• Dataset

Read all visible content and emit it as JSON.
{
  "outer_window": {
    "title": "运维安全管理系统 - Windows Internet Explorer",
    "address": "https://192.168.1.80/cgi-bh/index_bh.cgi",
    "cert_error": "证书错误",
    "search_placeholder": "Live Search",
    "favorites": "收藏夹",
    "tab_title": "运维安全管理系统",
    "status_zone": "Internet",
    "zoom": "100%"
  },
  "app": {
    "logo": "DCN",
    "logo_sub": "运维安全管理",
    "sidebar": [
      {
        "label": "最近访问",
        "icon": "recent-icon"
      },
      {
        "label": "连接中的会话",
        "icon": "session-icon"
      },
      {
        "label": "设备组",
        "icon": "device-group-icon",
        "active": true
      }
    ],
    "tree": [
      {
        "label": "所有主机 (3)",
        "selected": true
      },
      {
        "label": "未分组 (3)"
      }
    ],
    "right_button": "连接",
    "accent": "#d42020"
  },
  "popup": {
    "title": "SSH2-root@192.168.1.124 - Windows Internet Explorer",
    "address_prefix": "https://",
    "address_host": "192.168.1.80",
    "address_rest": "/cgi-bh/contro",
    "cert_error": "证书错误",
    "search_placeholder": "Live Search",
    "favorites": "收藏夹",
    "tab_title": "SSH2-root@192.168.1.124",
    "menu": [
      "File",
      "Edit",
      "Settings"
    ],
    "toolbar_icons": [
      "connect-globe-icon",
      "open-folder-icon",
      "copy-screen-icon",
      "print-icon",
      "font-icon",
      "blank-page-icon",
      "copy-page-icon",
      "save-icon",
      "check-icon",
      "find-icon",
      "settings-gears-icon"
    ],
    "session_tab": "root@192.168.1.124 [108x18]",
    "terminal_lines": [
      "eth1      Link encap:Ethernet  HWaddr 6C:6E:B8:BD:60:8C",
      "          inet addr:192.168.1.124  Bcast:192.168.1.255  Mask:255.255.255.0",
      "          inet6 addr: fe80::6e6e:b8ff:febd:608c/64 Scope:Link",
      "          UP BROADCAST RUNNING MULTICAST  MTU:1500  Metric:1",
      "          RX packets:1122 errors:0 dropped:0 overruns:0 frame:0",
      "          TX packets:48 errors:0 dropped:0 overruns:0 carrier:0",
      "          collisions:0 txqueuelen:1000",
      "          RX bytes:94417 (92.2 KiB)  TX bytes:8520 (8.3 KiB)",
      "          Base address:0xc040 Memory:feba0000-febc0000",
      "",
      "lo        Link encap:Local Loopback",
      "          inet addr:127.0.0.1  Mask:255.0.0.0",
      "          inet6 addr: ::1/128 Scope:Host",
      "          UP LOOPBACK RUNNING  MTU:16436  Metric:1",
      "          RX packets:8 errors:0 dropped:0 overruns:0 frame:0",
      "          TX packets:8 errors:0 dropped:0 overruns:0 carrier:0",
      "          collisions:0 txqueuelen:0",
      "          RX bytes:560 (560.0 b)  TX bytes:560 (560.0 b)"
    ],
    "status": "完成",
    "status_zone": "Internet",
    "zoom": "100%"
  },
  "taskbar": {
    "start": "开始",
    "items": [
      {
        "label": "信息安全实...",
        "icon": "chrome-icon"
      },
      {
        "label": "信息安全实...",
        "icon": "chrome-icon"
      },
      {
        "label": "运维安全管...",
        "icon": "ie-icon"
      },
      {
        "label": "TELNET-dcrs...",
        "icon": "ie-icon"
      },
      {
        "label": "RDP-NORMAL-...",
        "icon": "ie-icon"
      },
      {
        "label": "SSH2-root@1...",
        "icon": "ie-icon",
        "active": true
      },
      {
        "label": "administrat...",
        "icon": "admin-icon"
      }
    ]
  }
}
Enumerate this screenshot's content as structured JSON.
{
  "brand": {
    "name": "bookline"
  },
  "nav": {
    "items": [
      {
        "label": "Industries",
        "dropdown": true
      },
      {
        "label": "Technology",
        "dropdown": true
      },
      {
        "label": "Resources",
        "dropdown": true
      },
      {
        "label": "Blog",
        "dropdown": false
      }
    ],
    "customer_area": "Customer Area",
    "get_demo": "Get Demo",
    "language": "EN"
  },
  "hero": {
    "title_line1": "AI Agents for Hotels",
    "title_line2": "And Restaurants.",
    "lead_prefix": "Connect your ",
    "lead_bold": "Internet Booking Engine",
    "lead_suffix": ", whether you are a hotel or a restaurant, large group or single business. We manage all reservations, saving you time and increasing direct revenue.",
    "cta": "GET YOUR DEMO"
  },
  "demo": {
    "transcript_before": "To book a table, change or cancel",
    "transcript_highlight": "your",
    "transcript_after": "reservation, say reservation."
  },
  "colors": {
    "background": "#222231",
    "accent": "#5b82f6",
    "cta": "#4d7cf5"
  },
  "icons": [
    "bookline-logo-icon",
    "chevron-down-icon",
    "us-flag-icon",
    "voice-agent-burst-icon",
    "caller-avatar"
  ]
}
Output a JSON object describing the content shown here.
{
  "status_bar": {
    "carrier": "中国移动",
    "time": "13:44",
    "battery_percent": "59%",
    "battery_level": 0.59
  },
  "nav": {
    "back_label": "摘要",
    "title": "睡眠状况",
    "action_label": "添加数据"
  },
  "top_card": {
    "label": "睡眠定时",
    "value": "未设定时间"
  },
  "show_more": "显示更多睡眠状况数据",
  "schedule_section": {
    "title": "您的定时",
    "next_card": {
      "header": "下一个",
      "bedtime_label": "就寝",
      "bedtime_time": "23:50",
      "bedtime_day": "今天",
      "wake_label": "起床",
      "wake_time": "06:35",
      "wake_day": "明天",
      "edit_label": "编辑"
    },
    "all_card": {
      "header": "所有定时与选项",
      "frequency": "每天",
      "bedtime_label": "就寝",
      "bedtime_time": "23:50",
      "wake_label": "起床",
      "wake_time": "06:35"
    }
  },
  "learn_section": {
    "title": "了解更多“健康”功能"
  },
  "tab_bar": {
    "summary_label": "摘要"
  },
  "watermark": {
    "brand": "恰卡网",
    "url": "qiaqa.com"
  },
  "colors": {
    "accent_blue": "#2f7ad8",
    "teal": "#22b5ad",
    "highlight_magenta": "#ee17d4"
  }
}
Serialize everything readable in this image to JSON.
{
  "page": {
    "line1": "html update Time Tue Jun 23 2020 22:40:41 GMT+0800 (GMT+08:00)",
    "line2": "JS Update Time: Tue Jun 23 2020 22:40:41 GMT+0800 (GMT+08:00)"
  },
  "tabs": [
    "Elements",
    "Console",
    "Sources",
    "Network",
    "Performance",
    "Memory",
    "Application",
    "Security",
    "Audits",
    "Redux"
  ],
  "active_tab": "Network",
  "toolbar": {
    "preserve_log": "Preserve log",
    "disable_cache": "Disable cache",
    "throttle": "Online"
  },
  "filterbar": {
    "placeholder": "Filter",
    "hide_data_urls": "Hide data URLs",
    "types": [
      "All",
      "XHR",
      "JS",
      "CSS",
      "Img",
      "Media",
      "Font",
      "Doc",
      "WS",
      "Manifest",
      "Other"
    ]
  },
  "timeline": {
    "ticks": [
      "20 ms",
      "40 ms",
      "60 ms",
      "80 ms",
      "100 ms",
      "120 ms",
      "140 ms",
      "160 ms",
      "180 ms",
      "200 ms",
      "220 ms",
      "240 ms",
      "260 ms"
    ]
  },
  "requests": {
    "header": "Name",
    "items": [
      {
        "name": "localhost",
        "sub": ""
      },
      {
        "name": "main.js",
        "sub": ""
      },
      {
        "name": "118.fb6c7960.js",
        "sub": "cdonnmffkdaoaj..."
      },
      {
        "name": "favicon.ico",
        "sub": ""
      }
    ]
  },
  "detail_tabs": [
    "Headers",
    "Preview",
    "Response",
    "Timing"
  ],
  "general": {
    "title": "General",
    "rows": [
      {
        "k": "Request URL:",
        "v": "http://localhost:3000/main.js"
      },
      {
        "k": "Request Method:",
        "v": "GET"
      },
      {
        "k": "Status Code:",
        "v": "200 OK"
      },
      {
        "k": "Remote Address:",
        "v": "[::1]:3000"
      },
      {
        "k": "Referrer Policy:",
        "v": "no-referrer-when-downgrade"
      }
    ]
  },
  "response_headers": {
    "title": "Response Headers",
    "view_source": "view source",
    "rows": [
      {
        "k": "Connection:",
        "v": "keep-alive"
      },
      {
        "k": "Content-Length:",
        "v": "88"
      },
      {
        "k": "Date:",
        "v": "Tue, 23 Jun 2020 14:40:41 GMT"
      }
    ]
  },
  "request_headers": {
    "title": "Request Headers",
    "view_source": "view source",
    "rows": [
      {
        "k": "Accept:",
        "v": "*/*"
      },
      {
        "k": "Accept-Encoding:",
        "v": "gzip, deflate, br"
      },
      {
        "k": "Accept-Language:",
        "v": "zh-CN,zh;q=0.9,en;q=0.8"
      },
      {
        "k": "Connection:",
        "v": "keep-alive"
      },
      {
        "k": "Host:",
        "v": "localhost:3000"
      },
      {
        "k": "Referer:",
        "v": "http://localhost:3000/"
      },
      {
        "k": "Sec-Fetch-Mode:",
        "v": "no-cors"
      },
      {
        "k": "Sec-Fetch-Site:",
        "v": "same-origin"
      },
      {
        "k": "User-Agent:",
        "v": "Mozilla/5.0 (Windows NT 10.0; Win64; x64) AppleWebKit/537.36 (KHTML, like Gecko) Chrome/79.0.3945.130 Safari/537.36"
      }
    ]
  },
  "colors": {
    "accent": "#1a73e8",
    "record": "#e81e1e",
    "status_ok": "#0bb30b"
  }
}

• Description of the task
Each line in the entries above that includes the string "frame" should be extracted.

• Reply
      "          RX packets:1122 errors:0 dropped:0 overruns:0 frame:0",
      "          RX packets:8 errors:0 dropped:0 overruns:0 frame:0",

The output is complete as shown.